§ WORK REQUIRED
Among the lines below, count those containing the word "несовершеннолетних". Give the number only.

§ MATERIAL FOR THIS TASK
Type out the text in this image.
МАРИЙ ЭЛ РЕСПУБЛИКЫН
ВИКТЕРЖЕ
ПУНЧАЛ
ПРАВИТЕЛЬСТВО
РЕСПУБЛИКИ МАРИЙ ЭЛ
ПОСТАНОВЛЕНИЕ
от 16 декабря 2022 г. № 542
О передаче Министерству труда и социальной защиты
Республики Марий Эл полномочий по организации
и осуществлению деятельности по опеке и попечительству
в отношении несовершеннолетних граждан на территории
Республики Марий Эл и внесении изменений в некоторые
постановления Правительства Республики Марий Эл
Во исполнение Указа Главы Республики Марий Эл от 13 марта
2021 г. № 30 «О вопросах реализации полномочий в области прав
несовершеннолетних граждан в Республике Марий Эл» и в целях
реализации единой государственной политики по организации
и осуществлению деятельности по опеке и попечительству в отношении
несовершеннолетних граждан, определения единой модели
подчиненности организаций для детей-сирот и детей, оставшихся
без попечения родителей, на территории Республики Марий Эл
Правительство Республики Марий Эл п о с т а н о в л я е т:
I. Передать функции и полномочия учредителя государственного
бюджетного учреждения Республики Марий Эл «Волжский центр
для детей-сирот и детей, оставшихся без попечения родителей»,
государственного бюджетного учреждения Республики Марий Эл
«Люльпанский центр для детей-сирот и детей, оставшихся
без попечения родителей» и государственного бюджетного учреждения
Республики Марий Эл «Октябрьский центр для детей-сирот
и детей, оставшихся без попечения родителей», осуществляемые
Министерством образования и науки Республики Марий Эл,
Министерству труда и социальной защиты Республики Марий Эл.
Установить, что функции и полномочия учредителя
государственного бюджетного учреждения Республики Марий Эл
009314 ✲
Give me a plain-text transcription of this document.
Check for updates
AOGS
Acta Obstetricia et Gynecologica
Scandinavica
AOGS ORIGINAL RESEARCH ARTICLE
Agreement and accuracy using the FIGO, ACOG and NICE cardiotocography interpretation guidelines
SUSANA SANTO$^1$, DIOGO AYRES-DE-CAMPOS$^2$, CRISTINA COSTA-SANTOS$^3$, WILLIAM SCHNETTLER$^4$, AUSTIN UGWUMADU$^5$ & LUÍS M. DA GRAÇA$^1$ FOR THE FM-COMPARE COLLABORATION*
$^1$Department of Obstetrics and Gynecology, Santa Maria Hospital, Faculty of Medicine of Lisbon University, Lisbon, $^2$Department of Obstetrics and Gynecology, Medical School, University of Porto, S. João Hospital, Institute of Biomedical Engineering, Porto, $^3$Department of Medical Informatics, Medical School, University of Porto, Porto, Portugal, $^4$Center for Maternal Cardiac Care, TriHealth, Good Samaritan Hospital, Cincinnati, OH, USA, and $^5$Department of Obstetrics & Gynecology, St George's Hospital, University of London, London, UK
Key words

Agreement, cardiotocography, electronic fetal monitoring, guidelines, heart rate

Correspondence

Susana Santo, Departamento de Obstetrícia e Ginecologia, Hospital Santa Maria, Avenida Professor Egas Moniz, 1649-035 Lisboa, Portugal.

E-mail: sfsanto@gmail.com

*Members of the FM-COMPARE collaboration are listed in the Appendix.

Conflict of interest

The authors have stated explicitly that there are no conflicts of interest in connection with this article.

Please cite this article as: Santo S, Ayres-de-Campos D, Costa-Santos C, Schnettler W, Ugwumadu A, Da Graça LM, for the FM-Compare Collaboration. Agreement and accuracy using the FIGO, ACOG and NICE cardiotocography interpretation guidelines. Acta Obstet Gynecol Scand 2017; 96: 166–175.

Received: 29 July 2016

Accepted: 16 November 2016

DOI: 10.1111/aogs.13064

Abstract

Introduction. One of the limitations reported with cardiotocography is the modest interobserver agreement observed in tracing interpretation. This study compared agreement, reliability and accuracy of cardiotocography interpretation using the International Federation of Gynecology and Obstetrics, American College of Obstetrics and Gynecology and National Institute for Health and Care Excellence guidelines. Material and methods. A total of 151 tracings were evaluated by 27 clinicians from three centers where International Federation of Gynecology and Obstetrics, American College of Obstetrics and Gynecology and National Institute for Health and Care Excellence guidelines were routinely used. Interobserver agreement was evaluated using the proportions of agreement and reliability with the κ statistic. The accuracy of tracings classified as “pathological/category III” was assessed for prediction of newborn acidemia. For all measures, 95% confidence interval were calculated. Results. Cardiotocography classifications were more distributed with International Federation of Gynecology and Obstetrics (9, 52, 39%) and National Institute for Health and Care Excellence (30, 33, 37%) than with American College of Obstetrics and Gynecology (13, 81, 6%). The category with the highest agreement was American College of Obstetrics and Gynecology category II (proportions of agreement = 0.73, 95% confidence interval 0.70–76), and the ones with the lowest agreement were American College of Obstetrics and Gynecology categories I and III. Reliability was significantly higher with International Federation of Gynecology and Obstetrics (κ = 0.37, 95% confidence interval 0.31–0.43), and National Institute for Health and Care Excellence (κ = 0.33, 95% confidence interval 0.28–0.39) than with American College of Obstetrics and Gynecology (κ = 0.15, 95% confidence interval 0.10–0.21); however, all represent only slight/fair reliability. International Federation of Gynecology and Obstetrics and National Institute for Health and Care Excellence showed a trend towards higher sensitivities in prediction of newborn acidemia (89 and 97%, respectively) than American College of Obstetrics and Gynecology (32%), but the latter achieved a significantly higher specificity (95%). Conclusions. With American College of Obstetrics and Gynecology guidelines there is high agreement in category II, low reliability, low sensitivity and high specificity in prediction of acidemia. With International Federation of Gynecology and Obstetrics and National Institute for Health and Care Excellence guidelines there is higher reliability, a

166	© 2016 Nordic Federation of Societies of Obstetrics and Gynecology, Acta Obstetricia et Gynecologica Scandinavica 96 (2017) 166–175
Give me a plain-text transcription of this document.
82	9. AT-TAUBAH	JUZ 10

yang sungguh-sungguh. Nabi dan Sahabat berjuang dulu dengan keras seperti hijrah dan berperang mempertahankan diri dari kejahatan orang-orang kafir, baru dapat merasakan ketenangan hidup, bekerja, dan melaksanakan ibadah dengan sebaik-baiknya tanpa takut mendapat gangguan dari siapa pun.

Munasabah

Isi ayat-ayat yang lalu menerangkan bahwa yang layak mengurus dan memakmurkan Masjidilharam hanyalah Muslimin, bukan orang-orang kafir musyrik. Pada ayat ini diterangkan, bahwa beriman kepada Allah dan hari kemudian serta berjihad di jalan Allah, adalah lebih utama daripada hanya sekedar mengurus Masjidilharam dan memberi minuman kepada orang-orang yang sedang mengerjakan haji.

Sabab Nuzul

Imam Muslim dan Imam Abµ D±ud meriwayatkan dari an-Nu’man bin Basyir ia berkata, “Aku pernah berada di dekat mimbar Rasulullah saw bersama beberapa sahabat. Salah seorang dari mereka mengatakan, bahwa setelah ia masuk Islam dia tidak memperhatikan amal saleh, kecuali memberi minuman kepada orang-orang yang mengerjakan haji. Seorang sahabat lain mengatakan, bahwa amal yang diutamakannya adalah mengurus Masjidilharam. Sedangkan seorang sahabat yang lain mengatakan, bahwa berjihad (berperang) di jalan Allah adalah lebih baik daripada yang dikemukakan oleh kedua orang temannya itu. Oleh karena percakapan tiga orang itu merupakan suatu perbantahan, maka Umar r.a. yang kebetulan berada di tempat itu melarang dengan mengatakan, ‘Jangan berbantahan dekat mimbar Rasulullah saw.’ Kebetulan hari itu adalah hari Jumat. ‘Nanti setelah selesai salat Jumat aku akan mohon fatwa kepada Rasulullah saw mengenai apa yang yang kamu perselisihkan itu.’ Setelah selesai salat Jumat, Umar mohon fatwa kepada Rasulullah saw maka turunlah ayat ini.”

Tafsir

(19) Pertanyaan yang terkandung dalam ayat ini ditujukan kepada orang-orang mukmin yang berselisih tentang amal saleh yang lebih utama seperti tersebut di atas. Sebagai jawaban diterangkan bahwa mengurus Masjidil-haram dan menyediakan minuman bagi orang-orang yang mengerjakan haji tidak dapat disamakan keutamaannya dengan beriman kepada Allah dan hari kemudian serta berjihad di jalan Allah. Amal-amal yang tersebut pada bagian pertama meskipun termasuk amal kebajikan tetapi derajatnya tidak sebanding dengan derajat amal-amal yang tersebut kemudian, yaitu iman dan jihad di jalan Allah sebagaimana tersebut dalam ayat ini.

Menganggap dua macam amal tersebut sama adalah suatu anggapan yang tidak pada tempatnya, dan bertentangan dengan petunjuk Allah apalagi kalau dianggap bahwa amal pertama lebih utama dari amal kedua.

§ EXERCISE ANSWER
3